*WRITTEN EXERCISE 1:* Return the passage of the tipping excerpt between "That's why I'm" and "as everyone else.", inclusive.

*EXCERPT PROVIDED:*

-*-*-

That's why I'm proposing that we abolish tipping. Just get rid of it entirely. Here are nine reasons to ban the begging bowls once and for all:
In most states, restaurants are allowed to pay waiters far less than the minimum wage. The federal rate for servers in the U.S. is just $2.13 an hour, and in 19 states, that's what servers make. Each state, though, has leeway to set a higher wage for servers. Twenty-four states have voluntarily raised servers' minimum wage above $2.13 an hour, and seven states have gone as far as requiring servers to be paid the same minimum wage as everyone else.
This is a great system for the restaurant industry, because it lets businesses pay less than the minimum wage in almost every state. But it contributes to poverty among the waiters and waitresses who toil in diners and other inexpensive restaurants across the country. (Servers in higher-end places tend to earn a livable wage.) In fact, servers are nearly three times as likely as other workers to experience poverty, according to a March 2014 report from the National Economic Council, the U.S. Department of Labor and others.
Tipped workers and their families often depend on welfare programs to survive -- and they do so at significantly higher rates than non-tipped workers, according to a 2014 report from the Economic Policy Institute, a think tank focused on labor issues. "Tipped workers are heavily reliant on public subsidies to help make ends meet," said Sylvia Allegretto, a research economist at the University of California, Berkeley and a former waitress, who co-authored the report. "Who helps them bridge the gap? Taxpayers."

-*-*-

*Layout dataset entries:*

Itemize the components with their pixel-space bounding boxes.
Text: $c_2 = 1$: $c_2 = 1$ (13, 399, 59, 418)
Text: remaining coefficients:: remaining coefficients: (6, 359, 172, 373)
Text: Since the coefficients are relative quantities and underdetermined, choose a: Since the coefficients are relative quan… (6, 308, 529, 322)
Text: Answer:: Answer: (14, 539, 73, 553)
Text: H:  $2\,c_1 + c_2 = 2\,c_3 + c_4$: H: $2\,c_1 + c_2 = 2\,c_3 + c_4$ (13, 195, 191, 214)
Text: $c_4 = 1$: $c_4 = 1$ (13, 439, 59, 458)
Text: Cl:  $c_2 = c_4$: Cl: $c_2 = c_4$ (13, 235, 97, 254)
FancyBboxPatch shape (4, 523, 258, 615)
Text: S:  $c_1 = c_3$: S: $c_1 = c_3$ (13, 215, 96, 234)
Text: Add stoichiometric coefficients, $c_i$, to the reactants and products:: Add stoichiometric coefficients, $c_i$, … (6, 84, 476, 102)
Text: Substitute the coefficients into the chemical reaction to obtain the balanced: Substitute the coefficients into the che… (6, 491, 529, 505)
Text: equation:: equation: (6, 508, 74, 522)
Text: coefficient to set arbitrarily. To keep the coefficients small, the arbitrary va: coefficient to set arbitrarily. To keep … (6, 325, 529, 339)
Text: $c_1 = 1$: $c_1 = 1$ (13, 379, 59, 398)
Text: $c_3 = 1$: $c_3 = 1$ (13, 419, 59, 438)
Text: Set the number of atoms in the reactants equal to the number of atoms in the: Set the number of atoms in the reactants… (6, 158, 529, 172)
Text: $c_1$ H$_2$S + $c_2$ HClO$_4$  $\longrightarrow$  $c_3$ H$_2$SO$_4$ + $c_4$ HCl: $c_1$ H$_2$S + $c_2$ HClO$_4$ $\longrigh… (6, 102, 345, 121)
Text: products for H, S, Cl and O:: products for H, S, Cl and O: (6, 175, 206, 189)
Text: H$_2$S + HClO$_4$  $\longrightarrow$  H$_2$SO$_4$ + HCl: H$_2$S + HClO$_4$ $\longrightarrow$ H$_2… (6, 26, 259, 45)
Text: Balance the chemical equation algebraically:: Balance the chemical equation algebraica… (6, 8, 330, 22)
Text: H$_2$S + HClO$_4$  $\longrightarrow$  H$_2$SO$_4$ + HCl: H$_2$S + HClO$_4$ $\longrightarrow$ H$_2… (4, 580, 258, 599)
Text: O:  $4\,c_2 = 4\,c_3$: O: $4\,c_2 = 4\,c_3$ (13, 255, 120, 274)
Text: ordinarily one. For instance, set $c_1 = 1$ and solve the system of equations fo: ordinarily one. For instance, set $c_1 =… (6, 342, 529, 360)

-*-*-

*WRITTEN EXERCISE 2:* Retype the lines of the layout dataset entries from the first entry line through the line holding "Text: Set the", inclusive.

*WRITTEN RESPONSE 1:*
That's why I'm proposing that we abolish tipping. Just get rid of it entirely. Here are nine reasons to ban the begging bowls once and for all:
In most states, restaurants are allowed to pay waiters far less than the minimum wage. The federal rate for servers in the U.S. is just $2.13 an hour, and in 19 states, that's what servers make. Each state, though, has leeway to set a higher wage for servers. Twenty-four states have voluntarily raised servers' minimum wage above $2.13 an hour, and seven states have gone as far as requiring servers to be paid the same minimum wage as everyone else.

*WRITTEN RESPONSE 2:*
Itemize the components with their pixel-space bounding boxes.
Text: $c_2 = 1$: $c_2 = 1$ (13, 399, 59, 418)
Text: remaining coefficients:: remaining coefficients: (6, 359, 172, 373)
Text: Since the coefficients are relative quantities and underdetermined, choose a: Since the coefficients are relative quan… (6, 308, 529, 322)
Text: Answer:: Answer: (14, 539, 73, 553)
Text: H:  $2\,c_1 + c_2 = 2\,c_3 + c_4$: H: $2\,c_1 + c_2 = 2\,c_3 + c_4$ (13, 195, 191, 214)
Text: $c_4 = 1$: $c_4 = 1$ (13, 439, 59, 458)
Text: Cl:  $c_2 = c_4$: Cl: $c_2 = c_4$ (13, 235, 97, 254)
FancyBboxPatch shape (4, 523, 258, 615)
Text: S:  $c_1 = c_3$: S: $c_1 = c_3$ (13, 215, 96, 234)
Text: Add stoichiometric coefficients, $c_i$, to the reactants and products:: Add stoichiometric coefficients, $c_i$, … (6, 84, 476, 102)
Text: Substitute the coefficients into the chemical reaction to obtain the balanced: Substitute the coefficients into the che… (6, 491, 529, 505)
Text: equation:: equation: (6, 508, 74, 522)
Text: coefficient to set arbitrarily. To keep the coefficients small, the arbitrary va: coefficient to set arbitrarily. To keep … (6, 325, 529, 339)
Text: $c_1 = 1$: $c_1 = 1$ (13, 379, 59, 398)
Text: $c_3 = 1$: $c_3 = 1$ (13, 419, 59, 438)
Text: Set the number of atoms in the reactants equal to the number of atoms in the: Set the number of atoms in the reactants… (6, 158, 529, 172)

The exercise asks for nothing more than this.